### Assigned task
Exactly as they appear, output all of the entries.

[Items from a figure collection]
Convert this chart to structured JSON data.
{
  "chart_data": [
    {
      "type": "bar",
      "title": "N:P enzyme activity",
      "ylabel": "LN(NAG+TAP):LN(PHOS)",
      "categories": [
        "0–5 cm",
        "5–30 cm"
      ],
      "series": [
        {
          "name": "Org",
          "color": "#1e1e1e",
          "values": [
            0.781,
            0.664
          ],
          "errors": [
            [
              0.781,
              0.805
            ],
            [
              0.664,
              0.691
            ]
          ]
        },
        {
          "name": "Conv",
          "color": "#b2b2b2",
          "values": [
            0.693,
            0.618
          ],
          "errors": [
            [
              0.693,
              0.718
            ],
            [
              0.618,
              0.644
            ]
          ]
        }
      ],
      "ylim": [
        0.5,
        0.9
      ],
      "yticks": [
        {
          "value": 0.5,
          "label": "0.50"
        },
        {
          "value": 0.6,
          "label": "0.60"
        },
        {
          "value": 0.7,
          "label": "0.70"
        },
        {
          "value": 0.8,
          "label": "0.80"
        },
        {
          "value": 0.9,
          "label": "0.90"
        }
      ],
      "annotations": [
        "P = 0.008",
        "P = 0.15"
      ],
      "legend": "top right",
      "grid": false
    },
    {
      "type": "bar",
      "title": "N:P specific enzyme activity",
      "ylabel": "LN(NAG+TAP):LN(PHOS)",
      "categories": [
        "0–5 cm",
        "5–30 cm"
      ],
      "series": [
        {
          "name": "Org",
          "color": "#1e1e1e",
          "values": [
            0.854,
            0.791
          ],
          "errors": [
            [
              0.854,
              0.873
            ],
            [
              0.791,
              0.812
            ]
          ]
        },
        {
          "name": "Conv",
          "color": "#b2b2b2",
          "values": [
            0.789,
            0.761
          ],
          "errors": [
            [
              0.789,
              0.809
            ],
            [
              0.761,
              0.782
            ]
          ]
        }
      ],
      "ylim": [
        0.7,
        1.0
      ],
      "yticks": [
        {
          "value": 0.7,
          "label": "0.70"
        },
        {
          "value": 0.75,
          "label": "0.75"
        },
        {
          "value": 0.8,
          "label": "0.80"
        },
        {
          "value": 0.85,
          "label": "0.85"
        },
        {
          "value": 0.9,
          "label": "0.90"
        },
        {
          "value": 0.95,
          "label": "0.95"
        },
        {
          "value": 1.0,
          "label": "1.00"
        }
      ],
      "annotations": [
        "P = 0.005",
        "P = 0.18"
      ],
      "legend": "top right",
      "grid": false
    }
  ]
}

### Your solution
Convert this chart to structured JSON data.
{
  "chart_data": [
    {
      "type": "bar",
      "title": "N:P enzyme activity",
      "ylabel": "LN(NAG+TAP):LN(PHOS)",
      "categories": [
        "0–5 cm",
        "5–30 cm"
      ],
      "series": [
        {
          "name": "Org",
          "color": "#1e1e1e",
          "values": [
            0.781,
            0.664
          ],
          "errors": [
            [
              0.781,
              0.805
            ],
            [
              0.664,
              0.691
            ]
          ]
        },
        {
          "name": "Conv",
          "color": "#b2b2b2",
          "values": [
            0.693,
            0.618
          ],
          "errors": [
            [
              0.693,
              0.718
            ],
            [
              0.618,
              0.644
            ]
          ]
        }
      ],
      "ylim": [
        0.5,
        0.9
      ],
      "yticks": [
        {
          "value": 0.5,
          "label": "0.50"
        },
        {
          "value": 0.6,
          "label": "0.60"
        },
        {
          "value": 0.7,
          "label": "0.70"
        },
        {
          "value": 0.8,
          "label": "0.80"
        },
        {
          "value": 0.9,
          "label": "0.90"
        }
      ],
      "annotations": [
        "P = 0.008",
        "P = 0.15"
      ],
      "legend": "top right",
      "grid": false
    },
    {
      "type": "bar",
      "title": "N:P specific enzyme activity",
      "ylabel": "LN(NAG+TAP):LN(PHOS)",
      "categories": [
        "0–5 cm",
        "5–30 cm"
      ],
      "series": [
        {
          "name": "Org",
          "color": "#1e1e1e",
          "values": [
            0.854,
            0.791
          ],
          "errors": [
            [
              0.854,
              0.873
            ],
            [
              0.791,
              0.812
            ]
          ]
        },
        {
          "name": "Conv",
          "color": "#b2b2b2",
          "values": [
            0.789,
            0.761
          ],
          "errors": [
            [
              0.789,
              0.809
            ],
            [
              0.761,
              0.782
            ]
          ]
        }
      ],
      "ylim": [
        0.7,
        1.0
      ],
      "yticks": [
        {
          "value": 0.7,
          "label": "0.70"
        },
        {
          "value": 0.75,
          "label": "0.75"
        },
        {
          "value": 0.8,
          "label": "0.80"
        },
        {
          "value": 0.85,
          "label": "0.85"
        },
        {
          "value": 0.9,
          "label": "0.90"
        },
        {
          "value": 0.95,
          "label": "0.95"
        },
        {
          "value": 1.0,
          "label": "1.00"
        }
      ],
      "annotations": [
        "P = 0.005",
        "P = 0.18"
      ],
      "legend": "top right",
      "grid": false
    }
  ]
}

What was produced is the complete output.